'''
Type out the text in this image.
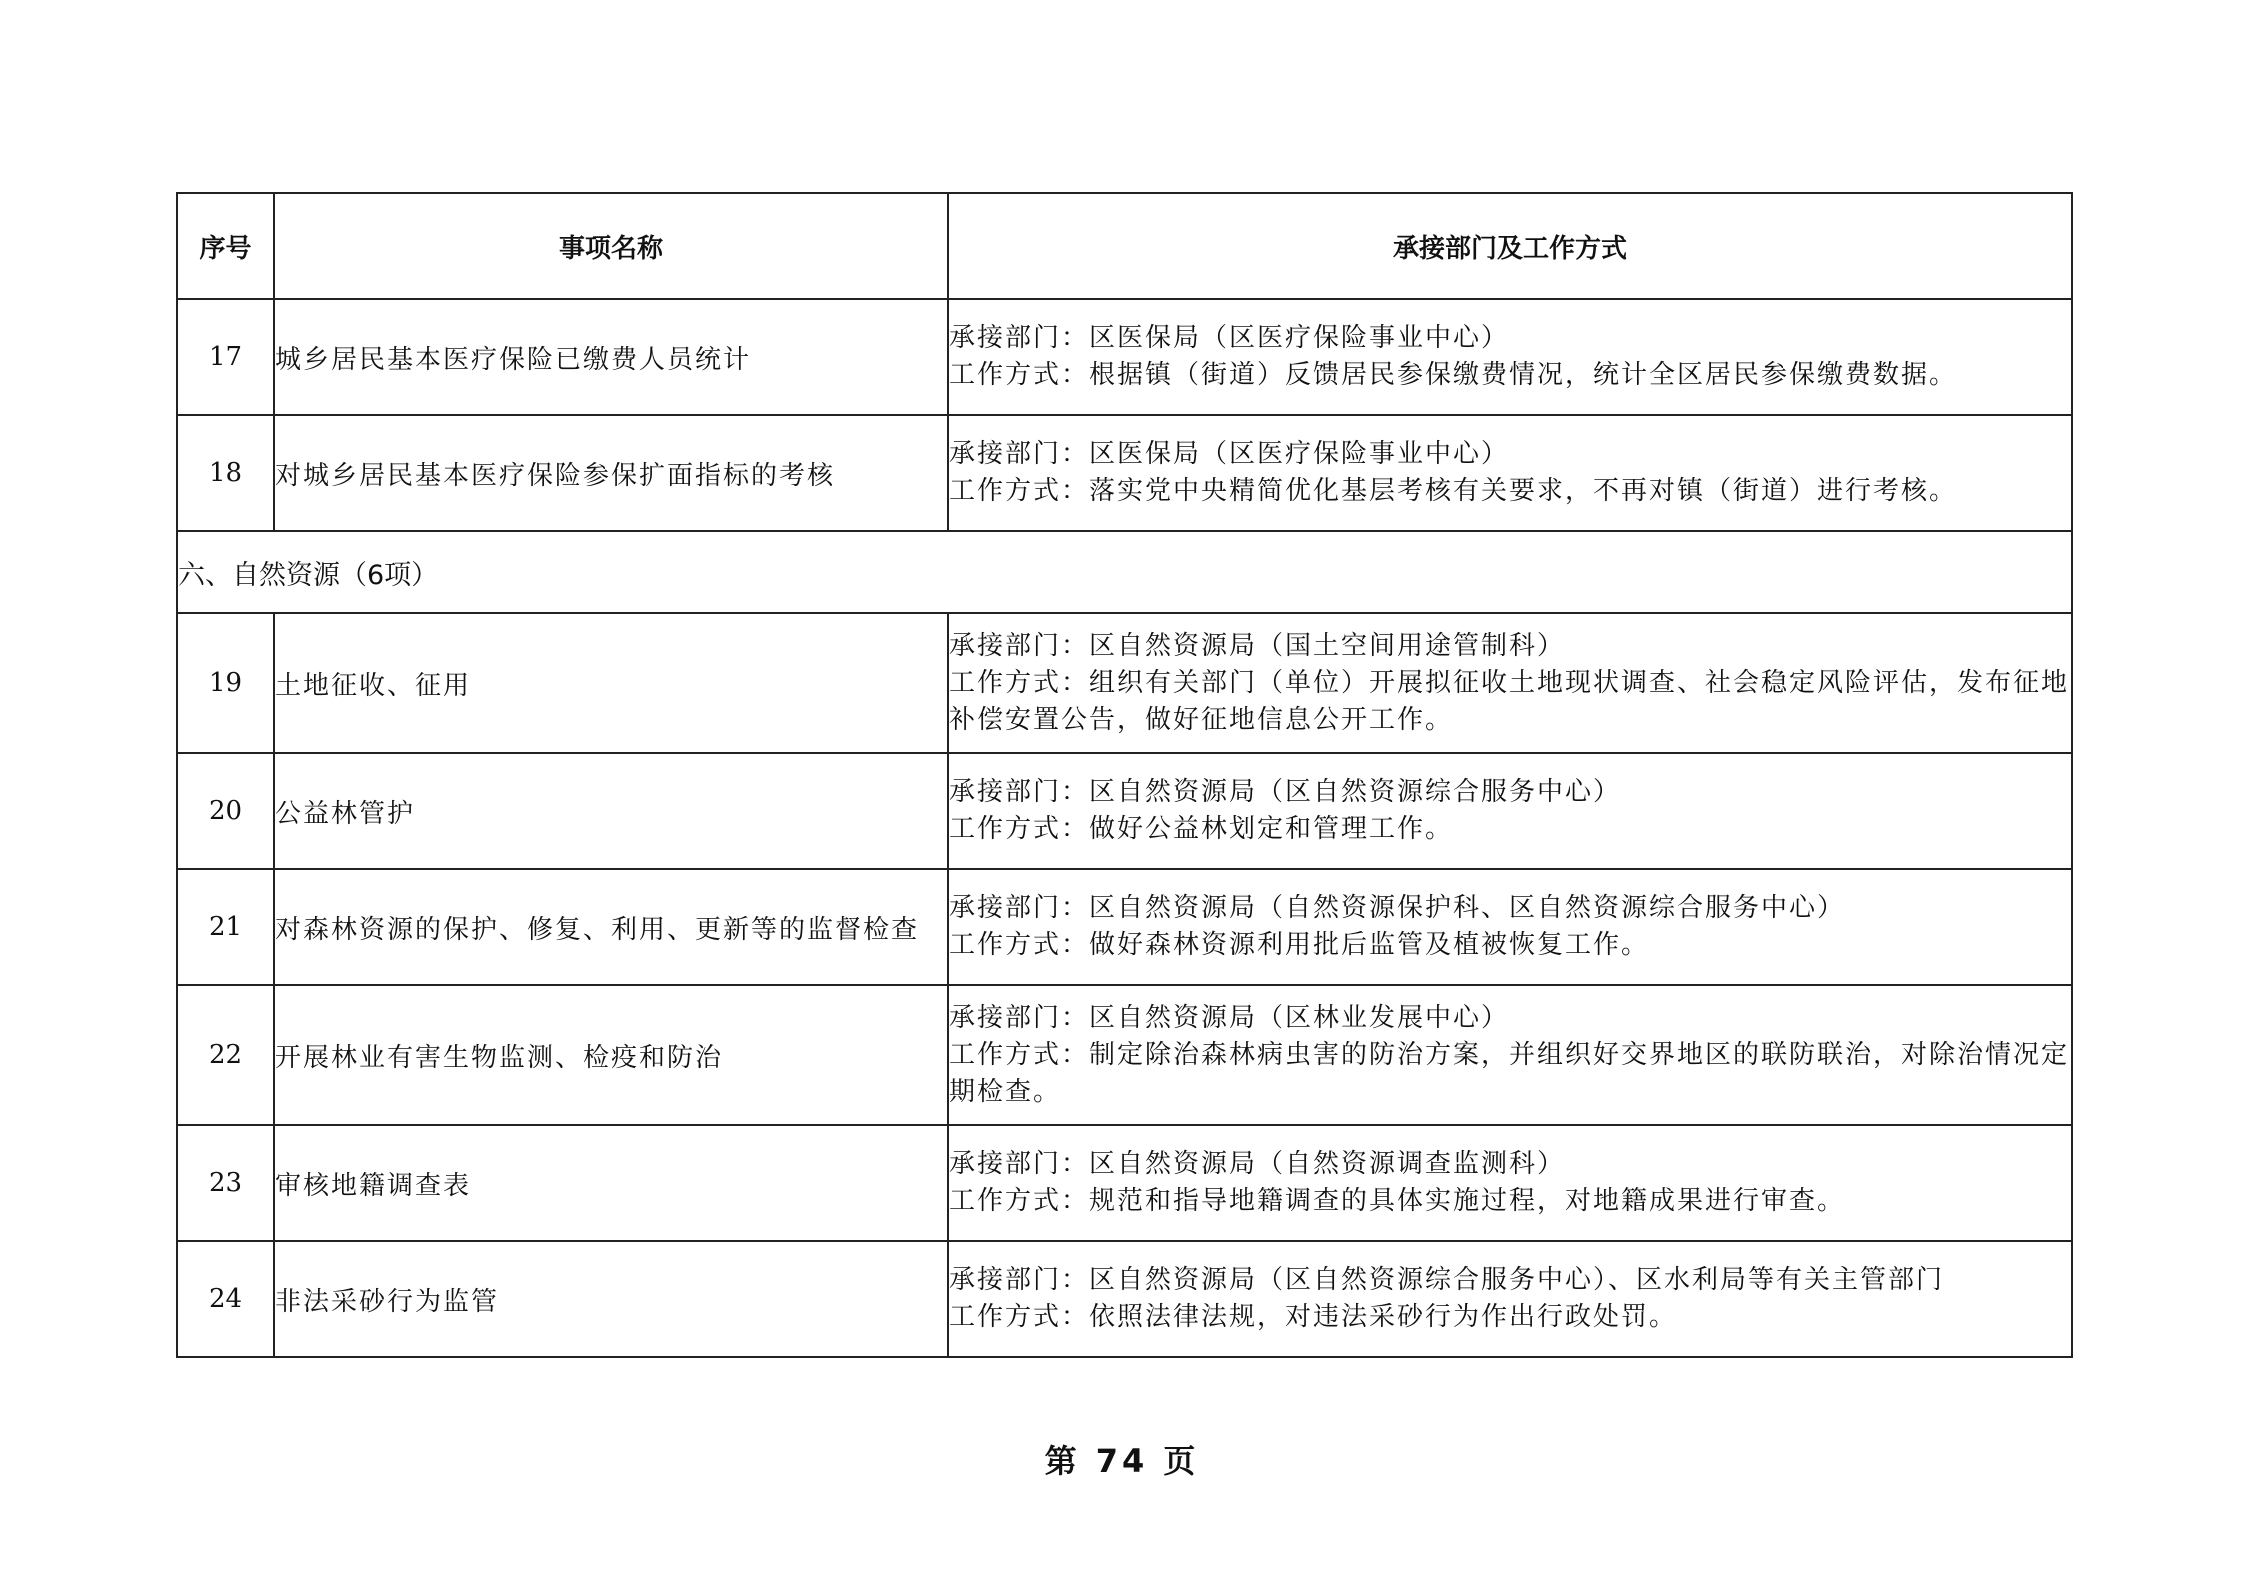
序号	事项名称	承接部门及工作方式
17	城乡居民基本医疗保险已缴费人员统计	承接部门：区医保局（区医疗保险事业中心）
工作方式：根据镇（街道）反馈居民参保缴费情况，统计全区居民参保缴费数据。

18	对城乡居民基本医疗保险参保扩面指标的考核	承接部门：区医保局（区医疗保险事业中心）
工作方式：落实党中央精简优化基层考核有关要求，不再对镇（街道）进行考核。

六、自然资源（6项）		
19	土地征收、征用	承接部门：区自然资源局（国土空间用途管制科）
工作方式：组织有关部门（单位）开展拟征收土地现状调查、社会稳定风险评估，发布征地补偿安置公告，做好征地信息公开工作。

20	公益林管护	承接部门：区自然资源局（区自然资源综合服务中心）
工作方式：做好公益林划定和管理工作。

21	对森林资源的保护、修复、利用、更新等的监督检查	承接部门：区自然资源局（自然资源保护科、区自然资源综合服务中心）
工作方式：做好森林资源利用批后监管及植被恢复工作。

22	开展林业有害生物监测、检疫和防治	承接部门：区自然资源局（区林业发展中心）
工作方式：制定除治森林病虫害的防治方案，并组织好交界地区的联防联治，对除治情况定期检查。

23	审核地籍调查表	承接部门：区自然资源局（自然资源调查监测科）
工作方式：规范和指导地籍调查的具体实施过程，对地籍成果进行审查。

24	非法采砂行为监管	承接部门：区自然资源局（区自然资源综合服务中心）、区水利局等有关主管部门
工作方式：依照法律法规，对违法采砂行为作出行政处罚。
第 74 页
'''
▶ _WHAT THE TASK REQUIRES_: Only lines with the string "区医保局" belong in your answer; copy each one.

▶ _COMPLETED TASK_:
17	城乡居民基本医疗保险已缴费人员统计	承接部门：区医保局（区医疗保险事业中心）
18	对城乡居民基本医疗保险参保扩面指标的考核	承接部门：区医保局（区医疗保险事业中心）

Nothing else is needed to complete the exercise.